**Objective**
Filter the data below for the string "handle" and copy each matching line.

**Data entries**
+-------+

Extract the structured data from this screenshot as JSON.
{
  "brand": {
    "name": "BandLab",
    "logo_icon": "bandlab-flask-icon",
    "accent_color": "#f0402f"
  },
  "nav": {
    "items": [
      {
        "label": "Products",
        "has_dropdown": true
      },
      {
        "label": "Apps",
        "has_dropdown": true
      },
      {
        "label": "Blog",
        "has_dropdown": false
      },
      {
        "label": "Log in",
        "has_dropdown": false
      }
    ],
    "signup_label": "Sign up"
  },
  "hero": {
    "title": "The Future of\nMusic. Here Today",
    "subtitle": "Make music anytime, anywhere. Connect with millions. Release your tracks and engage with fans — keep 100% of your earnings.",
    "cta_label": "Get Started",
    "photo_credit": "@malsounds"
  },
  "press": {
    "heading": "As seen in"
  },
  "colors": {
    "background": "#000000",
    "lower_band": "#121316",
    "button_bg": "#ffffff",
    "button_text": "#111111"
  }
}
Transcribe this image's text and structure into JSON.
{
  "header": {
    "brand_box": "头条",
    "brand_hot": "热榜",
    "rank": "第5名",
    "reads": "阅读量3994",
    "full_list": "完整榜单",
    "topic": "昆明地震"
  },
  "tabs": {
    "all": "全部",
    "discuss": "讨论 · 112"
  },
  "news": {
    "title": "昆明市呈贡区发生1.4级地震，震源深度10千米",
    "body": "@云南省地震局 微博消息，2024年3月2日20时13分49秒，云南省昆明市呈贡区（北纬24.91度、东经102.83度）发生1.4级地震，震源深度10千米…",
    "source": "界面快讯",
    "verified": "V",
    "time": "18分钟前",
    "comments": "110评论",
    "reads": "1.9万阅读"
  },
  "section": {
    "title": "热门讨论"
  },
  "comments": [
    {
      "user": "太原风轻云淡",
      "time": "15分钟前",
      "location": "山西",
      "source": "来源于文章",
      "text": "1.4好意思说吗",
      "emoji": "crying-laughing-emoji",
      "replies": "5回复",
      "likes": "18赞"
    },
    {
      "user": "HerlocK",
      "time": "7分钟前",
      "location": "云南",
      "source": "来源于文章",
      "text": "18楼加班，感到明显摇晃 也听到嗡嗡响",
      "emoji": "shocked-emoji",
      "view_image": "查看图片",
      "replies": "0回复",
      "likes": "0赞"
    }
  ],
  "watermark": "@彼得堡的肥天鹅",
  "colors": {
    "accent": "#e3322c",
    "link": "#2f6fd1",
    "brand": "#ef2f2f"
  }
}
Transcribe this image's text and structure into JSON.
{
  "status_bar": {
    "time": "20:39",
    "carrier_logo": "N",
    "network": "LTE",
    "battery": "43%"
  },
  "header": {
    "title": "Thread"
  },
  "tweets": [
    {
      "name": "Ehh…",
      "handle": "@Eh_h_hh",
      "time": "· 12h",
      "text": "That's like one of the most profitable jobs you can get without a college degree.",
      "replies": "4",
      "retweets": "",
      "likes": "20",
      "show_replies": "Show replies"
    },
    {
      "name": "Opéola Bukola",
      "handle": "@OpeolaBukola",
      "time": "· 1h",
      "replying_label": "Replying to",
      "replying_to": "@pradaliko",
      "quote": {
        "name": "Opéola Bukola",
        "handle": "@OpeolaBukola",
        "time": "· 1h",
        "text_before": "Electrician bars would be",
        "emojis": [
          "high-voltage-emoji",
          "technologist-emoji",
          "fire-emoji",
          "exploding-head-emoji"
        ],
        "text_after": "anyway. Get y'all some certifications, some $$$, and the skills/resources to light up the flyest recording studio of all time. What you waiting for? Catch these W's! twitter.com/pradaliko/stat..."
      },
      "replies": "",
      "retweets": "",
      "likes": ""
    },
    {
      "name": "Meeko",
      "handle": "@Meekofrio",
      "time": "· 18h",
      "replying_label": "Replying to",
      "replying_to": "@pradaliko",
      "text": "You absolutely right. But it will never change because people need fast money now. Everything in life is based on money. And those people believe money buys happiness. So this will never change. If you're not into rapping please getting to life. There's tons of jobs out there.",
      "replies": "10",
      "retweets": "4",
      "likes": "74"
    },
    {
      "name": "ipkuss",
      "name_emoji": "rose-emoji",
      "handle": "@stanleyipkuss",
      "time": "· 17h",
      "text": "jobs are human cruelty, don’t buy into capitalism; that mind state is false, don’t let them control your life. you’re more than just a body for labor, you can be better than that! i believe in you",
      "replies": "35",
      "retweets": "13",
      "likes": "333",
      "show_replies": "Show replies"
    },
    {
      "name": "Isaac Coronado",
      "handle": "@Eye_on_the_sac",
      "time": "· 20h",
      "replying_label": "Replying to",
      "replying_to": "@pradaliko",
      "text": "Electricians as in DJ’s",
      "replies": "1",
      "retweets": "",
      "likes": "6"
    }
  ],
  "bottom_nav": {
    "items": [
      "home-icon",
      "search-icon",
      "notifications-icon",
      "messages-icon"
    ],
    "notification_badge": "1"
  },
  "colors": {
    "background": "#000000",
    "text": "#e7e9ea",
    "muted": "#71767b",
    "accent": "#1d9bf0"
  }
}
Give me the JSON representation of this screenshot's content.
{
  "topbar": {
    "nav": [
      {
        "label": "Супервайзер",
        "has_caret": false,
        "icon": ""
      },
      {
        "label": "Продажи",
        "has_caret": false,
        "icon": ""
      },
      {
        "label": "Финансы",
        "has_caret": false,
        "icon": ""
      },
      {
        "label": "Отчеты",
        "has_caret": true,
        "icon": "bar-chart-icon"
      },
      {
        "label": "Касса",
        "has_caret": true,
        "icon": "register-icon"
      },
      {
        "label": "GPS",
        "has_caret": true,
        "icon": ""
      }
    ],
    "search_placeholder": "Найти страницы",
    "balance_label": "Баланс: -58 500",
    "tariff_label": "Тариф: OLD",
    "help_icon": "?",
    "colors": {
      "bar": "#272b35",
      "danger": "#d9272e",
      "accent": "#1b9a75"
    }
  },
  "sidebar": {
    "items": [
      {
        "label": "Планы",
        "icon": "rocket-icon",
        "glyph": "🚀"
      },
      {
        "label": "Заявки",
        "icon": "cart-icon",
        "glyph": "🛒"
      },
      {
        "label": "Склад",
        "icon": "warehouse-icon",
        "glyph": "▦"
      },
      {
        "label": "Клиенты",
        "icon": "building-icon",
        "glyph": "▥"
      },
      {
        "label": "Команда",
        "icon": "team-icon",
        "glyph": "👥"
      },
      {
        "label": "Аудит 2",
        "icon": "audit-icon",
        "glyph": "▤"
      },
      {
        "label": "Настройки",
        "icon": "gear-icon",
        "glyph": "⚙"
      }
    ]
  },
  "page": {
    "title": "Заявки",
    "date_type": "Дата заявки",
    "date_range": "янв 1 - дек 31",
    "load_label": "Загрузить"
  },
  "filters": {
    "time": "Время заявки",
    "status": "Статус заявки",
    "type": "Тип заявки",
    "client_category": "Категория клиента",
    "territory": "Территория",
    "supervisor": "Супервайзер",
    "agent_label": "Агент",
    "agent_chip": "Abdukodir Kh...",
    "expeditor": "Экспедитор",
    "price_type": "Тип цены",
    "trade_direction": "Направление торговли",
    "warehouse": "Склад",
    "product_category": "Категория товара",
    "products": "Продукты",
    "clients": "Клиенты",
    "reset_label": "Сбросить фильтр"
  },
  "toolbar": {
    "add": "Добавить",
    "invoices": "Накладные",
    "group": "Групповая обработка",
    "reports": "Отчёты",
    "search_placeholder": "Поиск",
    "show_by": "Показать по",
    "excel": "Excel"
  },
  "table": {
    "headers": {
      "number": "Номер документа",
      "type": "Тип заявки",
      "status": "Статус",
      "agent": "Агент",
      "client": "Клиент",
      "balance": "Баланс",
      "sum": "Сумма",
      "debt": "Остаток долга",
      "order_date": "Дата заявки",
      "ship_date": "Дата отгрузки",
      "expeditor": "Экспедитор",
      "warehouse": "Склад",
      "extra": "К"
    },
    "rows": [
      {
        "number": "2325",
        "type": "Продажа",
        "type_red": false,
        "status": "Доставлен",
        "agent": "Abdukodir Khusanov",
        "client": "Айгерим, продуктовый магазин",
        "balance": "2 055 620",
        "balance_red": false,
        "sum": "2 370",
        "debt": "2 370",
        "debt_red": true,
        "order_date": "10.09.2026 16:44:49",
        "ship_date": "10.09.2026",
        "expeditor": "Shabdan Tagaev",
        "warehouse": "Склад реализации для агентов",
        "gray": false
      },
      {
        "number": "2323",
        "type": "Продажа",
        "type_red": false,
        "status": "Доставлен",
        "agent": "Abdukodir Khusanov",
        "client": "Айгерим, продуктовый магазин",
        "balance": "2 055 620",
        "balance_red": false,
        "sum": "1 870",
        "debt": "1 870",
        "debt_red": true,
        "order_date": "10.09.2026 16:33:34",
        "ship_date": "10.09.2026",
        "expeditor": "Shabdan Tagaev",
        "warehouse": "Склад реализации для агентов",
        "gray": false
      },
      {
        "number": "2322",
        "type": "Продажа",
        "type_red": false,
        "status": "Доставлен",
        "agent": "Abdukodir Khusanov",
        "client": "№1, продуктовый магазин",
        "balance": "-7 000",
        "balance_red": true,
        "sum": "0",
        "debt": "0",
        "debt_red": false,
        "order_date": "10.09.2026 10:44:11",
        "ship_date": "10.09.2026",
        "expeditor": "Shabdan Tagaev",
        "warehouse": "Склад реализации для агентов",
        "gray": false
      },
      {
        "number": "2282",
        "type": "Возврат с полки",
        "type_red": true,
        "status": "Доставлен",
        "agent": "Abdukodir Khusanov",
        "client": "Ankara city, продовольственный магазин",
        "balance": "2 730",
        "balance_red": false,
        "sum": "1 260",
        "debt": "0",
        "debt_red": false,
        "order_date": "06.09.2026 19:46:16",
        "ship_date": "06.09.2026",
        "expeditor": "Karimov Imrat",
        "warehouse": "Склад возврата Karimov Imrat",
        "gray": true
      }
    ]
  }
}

+-------+

**Task solution**
      "handle": "@Eh_h_hh",
      "handle": "@OpeolaBukola",
        "handle": "@OpeolaBukola",
      "handle": "@Meekofrio",
      "handle": "@stanleyipkuss",
      "handle": "@Eye_on_the_sac",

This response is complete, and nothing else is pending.